**DIRECTIVE 1**
Find every line in the records that contains the string "year", and copy each of those lines.

**EXCERPTED TEXT**
# Your Top 10 Favourite Albums



## Minish (Aug 2, 2010)

I figured why not. There've been similiar threads, but I'm pretty sure none for your overall favourite albums _ever_. :D Yes. Ever.

I was going to say five, but... then I realised how hard it was to choose.

For me, it's probably:

1. ULTRA BLUE - Utada Hikaru
2. Enchant - Emilie Autumn
3. Water Forest - RURUTIA
4. Mother Earth - Within Temptation
5. Details - Frou Frou
6. Epica - Kamelot
7. Century Child - Nightwish
8. Lungs - Florence + the Machine
9. Signs of Life - Poets of the Fall
10. World of Omnia - Omnia


Gahhh that was tough.


----------



## Tarvos (Aug 2, 2010)

I really, really, really have trouble doing such a thing, but at this point in time, in no particular order

Pink Floyd - Wish You Were Here
Anathema - Judgement
Porcupine Tree - In Absentia
Katatonia - Tonight's Decision (or any of their latter day albums really)

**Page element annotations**

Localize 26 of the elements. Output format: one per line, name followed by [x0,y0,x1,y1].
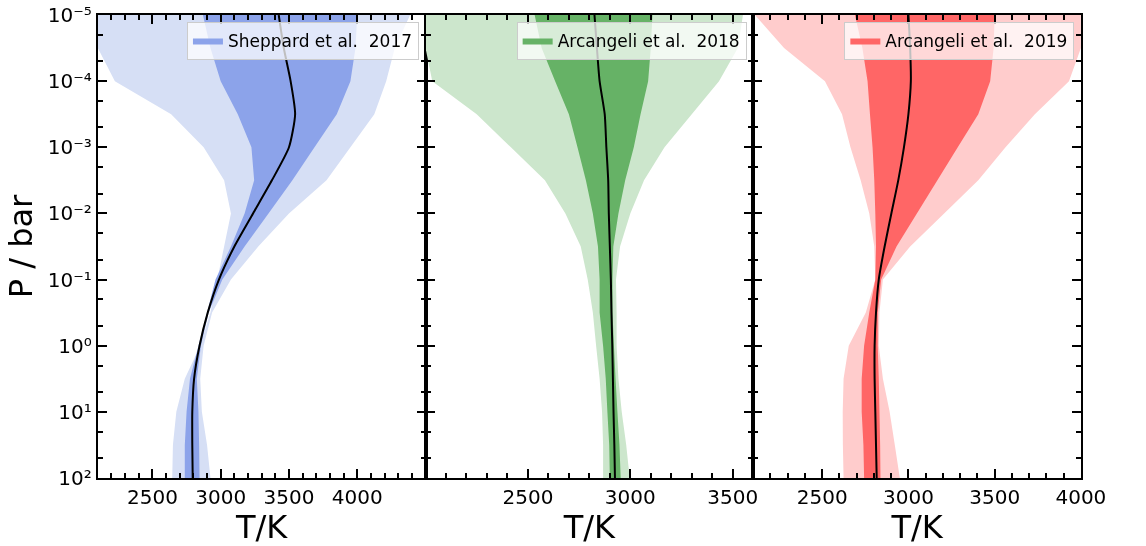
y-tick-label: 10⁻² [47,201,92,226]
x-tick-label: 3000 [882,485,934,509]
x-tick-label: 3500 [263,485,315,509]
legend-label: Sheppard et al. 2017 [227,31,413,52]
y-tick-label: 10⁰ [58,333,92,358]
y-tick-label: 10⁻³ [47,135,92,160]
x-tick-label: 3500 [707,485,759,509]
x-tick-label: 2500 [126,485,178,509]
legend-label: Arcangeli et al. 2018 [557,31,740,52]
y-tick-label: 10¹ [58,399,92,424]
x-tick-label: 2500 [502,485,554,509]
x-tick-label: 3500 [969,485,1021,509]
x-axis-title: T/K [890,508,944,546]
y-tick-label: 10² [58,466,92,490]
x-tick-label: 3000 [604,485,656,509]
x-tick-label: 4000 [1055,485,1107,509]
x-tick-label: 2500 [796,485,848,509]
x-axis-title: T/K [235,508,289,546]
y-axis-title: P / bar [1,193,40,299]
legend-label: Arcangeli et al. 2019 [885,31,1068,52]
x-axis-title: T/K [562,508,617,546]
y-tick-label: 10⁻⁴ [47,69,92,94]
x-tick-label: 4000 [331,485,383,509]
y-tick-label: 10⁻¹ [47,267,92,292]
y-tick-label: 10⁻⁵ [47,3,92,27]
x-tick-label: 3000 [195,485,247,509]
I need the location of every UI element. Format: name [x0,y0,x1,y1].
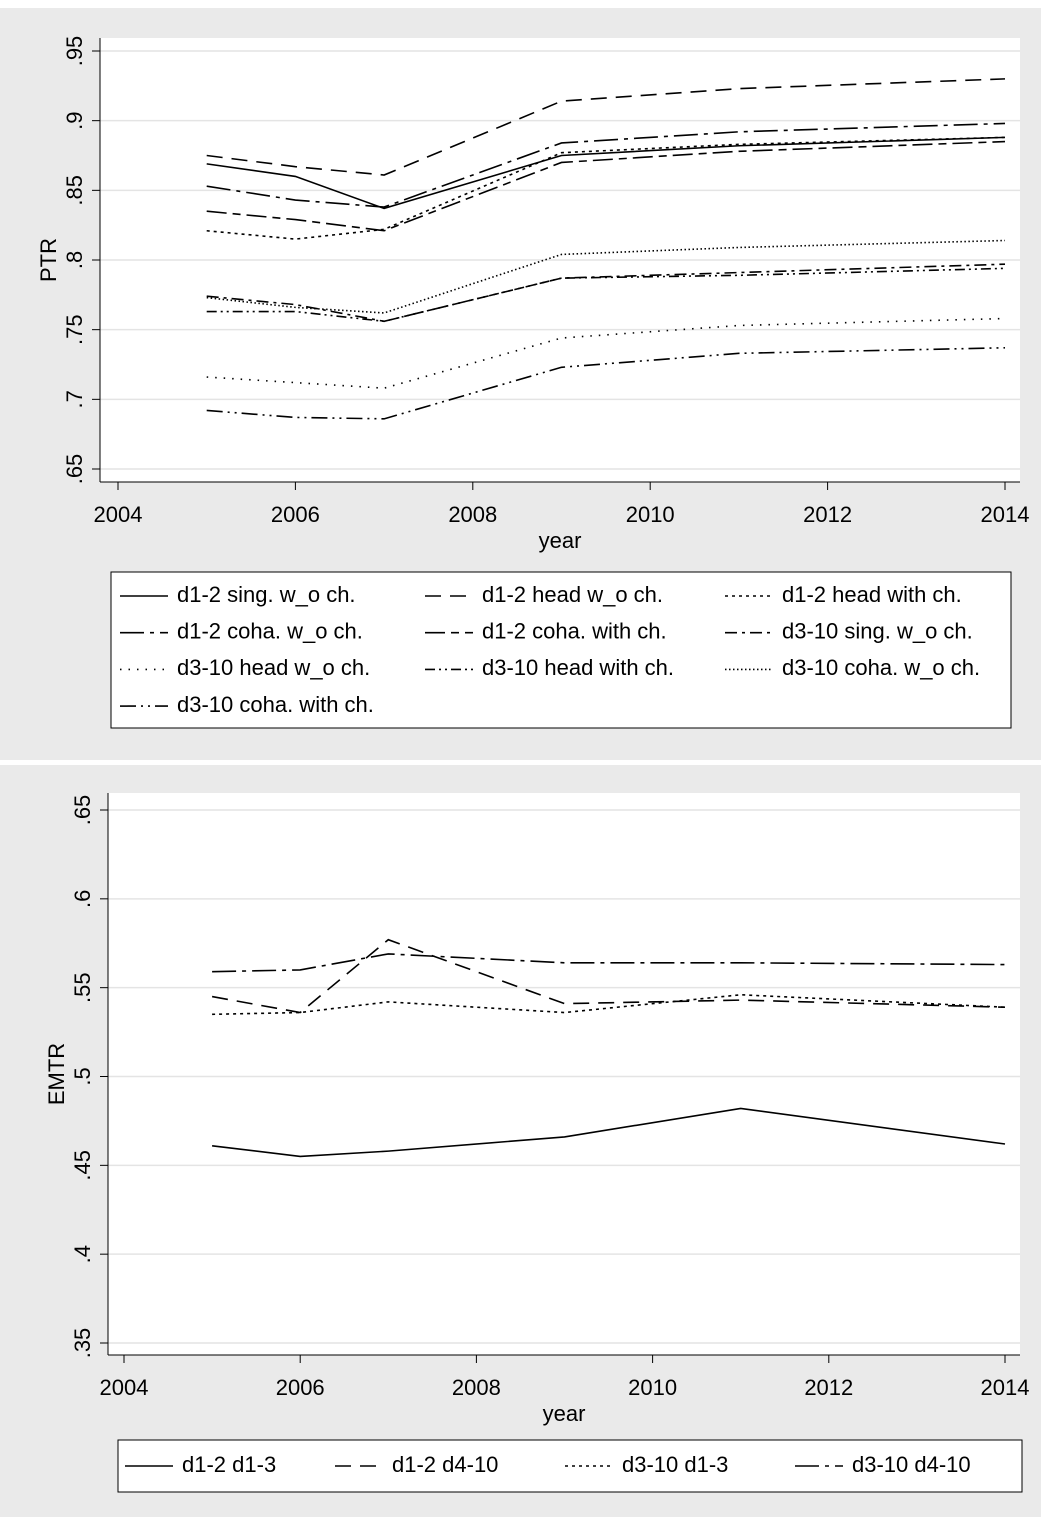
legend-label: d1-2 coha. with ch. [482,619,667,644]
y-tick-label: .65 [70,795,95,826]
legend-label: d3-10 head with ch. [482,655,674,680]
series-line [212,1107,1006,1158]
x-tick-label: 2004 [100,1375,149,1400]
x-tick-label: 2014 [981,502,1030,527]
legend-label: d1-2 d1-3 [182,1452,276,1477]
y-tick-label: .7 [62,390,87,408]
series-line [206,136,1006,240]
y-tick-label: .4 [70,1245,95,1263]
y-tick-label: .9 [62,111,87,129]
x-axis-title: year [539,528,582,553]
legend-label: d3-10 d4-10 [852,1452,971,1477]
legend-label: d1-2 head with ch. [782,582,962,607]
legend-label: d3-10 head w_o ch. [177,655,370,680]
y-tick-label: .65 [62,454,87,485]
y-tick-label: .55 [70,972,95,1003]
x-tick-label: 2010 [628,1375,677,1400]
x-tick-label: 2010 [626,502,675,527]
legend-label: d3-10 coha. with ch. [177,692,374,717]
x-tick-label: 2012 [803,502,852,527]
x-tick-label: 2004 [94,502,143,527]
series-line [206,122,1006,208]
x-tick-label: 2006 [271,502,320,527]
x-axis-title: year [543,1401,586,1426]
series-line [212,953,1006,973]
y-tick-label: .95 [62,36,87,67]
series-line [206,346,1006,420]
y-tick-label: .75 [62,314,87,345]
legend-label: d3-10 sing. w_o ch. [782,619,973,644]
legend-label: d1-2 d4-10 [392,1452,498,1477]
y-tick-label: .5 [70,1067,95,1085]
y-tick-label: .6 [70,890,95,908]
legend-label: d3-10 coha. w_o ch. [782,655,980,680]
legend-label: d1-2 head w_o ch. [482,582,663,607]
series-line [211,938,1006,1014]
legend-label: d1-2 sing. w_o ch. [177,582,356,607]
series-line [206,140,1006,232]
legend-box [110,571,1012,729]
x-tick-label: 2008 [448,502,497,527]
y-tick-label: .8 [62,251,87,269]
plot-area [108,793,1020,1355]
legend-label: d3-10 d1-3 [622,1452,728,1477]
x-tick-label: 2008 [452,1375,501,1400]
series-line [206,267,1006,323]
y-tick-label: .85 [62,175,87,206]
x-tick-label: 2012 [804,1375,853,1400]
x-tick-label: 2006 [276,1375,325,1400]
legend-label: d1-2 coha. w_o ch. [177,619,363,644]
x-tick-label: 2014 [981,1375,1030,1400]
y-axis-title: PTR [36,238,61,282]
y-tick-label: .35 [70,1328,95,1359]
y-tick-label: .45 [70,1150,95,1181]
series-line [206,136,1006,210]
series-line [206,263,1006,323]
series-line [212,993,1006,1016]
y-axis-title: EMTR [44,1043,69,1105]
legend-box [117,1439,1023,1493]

**DIRECTIVE 2**
Based on the thread about favorite albums above, decide whether each statement is true, answering yes or no and quoting the words that decide it: (a) Minish at first planned to list five albums. (b) Tarvos ranks the albums in order of preference. (c) Minish found choosing the albums easy.

**PROBLEM SOLUTION 1**
x-axis-title: year [539,528,582,553]
x-axis-title: year [543,1401,586,1426]

**PROBLEM SOLUTION 2**
(a) Yes: "I was going to say five"
(b) No: "in no particular order"
(c) No: "Gahhh that was tough."